§ TASK DESCRIPTION: Set down each entry exactly as given; pictures should not appear in the copy.

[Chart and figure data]
+++++
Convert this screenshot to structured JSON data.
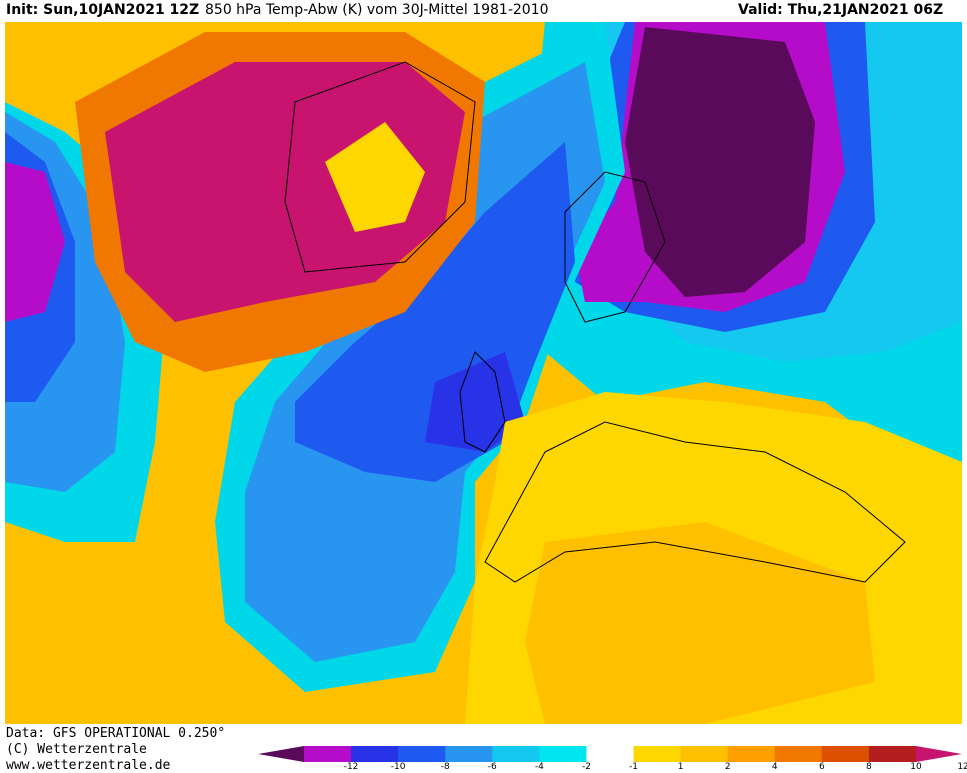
{
  "header": {
    "init": "Init: Sun,10JAN2021 12Z",
    "title": "850 hPa Temp-Abw (K) vom 30J-Mittel 1981-2010",
    "valid": "Valid: Thu,21JAN2021 06Z"
  },
  "footer": {
    "data": "Data: GFS OPERATIONAL 0.250°",
    "copyright": "(C) Wetterzentrale",
    "url": "www.wetterzentrale.de"
  },
  "legend": {
    "colors": [
      "#5a0a5a",
      "#b40cc8",
      "#2832e6",
      "#1e5af0",
      "#2896f0",
      "#14c8f0",
      "#00e6f0",
      "#ffffff",
      "#ffd700",
      "#ffc000",
      "#ffa000",
      "#f07800",
      "#dc5000",
      "#b41e1e",
      "#c8146e"
    ],
    "labels": [
      "-12",
      "-10",
      "-8",
      "-6",
      "-4",
      "-2",
      "-1",
      "1",
      "2",
      "4",
      "6",
      "8",
      "10",
      "12"
    ]
  }
}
+++++
§ COMPLETED EXERCISE:
Convert this screenshot to structured JSON data.
{
  "header": {
    "init": "Init: Sun,10JAN2021 12Z",
    "title": "850 hPa Temp-Abw (K) vom 30J-Mittel 1981-2010",
    "valid": "Valid: Thu,21JAN2021 06Z"
  },
  "footer": {
    "data": "Data: GFS OPERATIONAL 0.250°",
    "copyright": "(C) Wetterzentrale",
    "url": "www.wetterzentrale.de"
  },
  "legend": {
    "colors": [
      "#5a0a5a",
      "#b40cc8",
      "#2832e6",
      "#1e5af0",
      "#2896f0",
      "#14c8f0",
      "#00e6f0",
      "#ffffff",
      "#ffd700",
      "#ffc000",
      "#ffa000",
      "#f07800",
      "#dc5000",
      "#b41e1e",
      "#c8146e"
    ],
    "labels": [
      "-12",
      "-10",
      "-8",
      "-6",
      "-4",
      "-2",
      "-1",
      "1",
      "2",
      "4",
      "6",
      "8",
      "10",
      "12"
    ]
  }
}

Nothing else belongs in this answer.